**Challenge:** Extract the lines that hold the string "Community".

● ● ● ●

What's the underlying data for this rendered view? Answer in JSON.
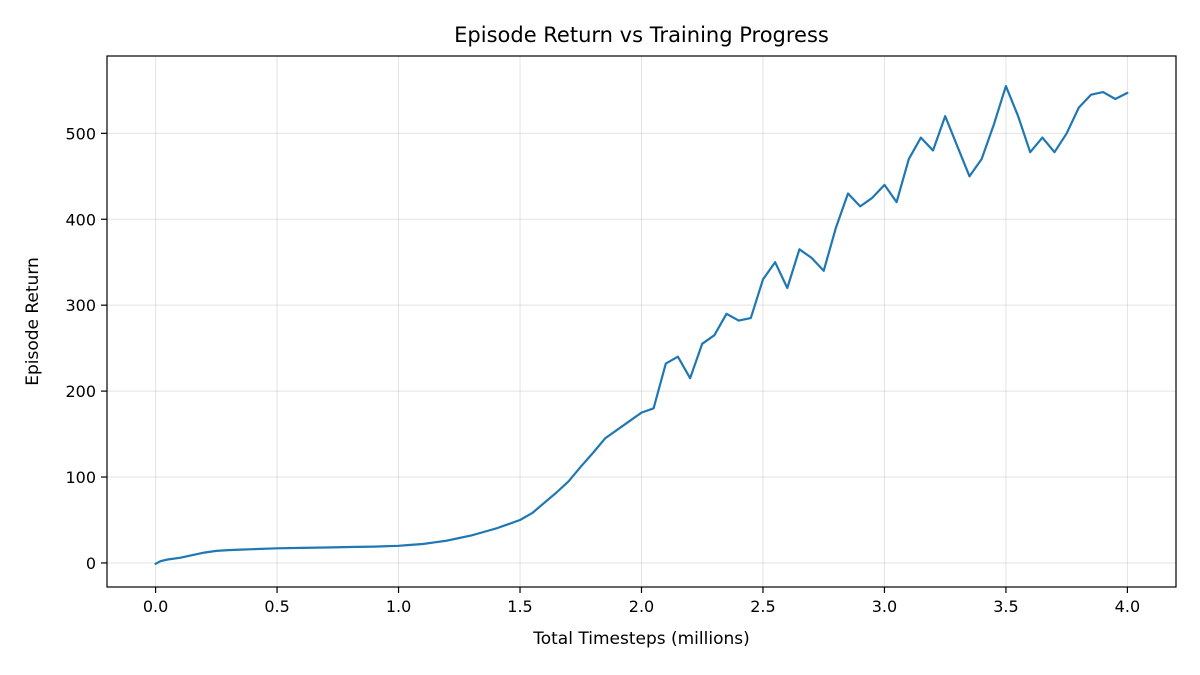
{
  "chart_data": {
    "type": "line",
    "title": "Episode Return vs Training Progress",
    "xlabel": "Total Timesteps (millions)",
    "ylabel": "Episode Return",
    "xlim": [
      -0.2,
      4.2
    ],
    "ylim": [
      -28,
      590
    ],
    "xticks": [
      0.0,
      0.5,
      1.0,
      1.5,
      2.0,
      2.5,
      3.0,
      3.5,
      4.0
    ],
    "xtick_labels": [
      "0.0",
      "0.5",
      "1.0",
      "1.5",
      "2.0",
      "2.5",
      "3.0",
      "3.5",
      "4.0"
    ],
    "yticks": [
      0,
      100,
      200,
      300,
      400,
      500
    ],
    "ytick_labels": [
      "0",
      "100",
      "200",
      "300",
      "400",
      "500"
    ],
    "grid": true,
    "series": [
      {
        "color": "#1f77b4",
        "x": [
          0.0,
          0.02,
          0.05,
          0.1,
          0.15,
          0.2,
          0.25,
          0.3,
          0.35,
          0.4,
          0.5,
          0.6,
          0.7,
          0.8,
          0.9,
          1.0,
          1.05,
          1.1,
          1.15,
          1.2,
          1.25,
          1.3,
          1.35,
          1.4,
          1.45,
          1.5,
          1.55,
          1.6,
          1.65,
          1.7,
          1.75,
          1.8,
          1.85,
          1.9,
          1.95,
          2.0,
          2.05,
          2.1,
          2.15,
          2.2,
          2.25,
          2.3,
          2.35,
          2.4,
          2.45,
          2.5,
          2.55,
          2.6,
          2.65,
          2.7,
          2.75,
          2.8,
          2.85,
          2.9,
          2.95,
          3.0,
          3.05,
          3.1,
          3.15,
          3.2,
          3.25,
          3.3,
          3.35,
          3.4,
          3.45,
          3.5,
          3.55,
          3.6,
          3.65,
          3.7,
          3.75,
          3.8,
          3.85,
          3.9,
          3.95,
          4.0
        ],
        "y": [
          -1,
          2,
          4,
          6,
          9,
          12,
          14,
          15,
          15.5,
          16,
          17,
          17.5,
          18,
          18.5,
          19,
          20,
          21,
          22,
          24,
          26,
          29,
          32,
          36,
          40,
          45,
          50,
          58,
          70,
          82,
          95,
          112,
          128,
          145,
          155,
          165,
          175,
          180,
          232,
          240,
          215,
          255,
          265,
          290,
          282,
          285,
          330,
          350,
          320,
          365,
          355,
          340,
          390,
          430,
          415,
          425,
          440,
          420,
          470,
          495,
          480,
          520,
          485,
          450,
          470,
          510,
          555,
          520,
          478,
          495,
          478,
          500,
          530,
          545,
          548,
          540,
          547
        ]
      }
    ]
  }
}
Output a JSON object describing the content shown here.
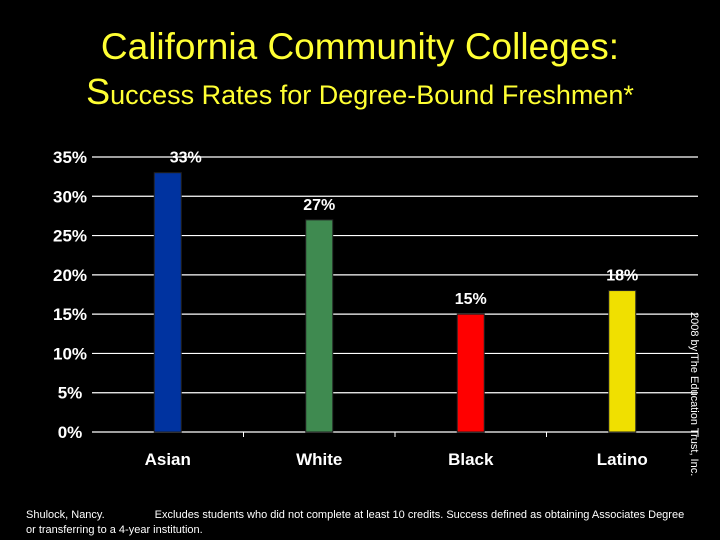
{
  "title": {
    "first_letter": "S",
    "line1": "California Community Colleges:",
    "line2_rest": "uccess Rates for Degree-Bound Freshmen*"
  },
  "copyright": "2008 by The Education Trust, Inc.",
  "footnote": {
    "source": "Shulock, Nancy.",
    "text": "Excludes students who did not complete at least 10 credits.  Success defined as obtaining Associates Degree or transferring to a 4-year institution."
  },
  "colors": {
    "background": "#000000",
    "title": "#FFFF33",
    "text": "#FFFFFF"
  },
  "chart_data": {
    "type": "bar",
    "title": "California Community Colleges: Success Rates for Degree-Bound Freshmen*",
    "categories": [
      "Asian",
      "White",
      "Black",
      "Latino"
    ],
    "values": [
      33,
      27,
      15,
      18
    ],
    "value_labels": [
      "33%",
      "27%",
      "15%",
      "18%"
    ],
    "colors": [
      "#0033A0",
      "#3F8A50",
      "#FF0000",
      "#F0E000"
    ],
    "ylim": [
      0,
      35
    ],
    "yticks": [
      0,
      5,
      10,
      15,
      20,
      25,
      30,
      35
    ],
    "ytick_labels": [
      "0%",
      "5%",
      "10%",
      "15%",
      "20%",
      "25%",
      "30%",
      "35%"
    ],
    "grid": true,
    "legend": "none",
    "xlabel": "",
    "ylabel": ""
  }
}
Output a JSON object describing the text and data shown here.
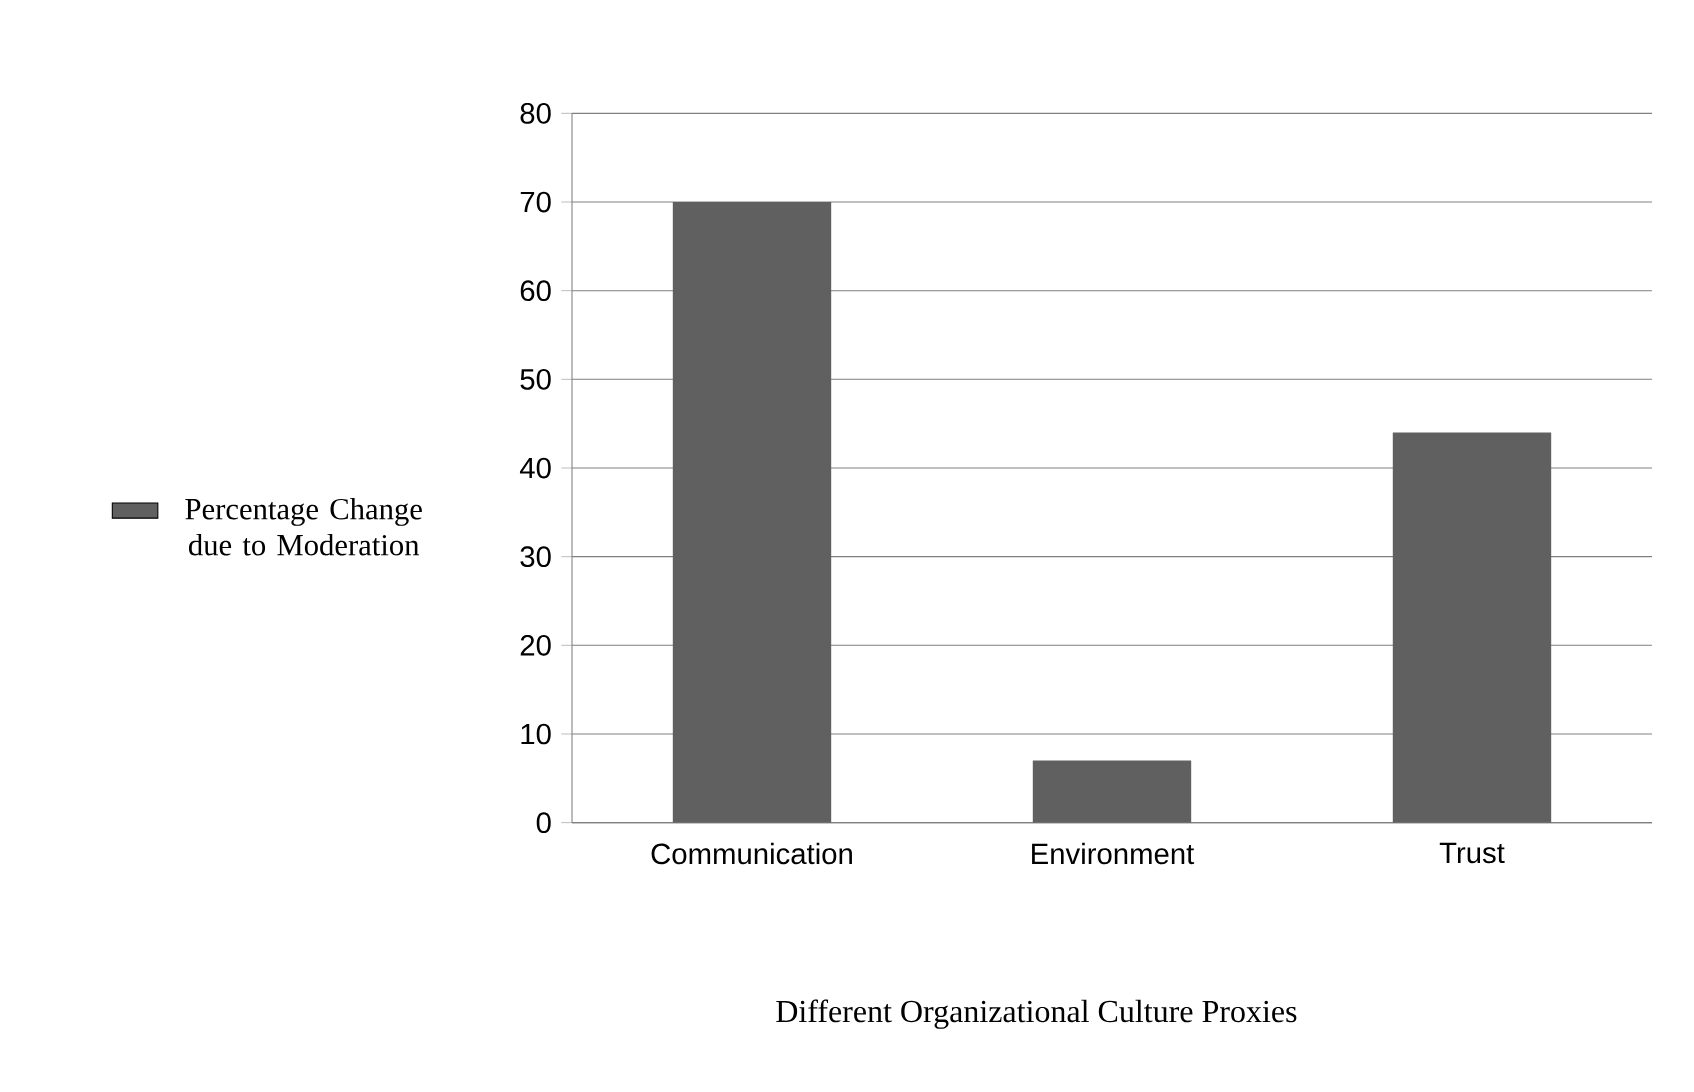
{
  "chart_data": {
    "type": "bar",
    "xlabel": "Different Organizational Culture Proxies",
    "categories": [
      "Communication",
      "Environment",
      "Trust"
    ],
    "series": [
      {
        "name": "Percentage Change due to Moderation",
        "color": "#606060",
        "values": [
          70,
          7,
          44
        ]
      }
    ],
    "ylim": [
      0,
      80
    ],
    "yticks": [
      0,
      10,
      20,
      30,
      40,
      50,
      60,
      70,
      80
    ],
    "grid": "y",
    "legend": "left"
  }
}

● ● ● ●

**Response:**
    "line1": "California Community Colleges:",
    "title": "California Community Colleges: Success Rates for Degree-Bound Freshmen*",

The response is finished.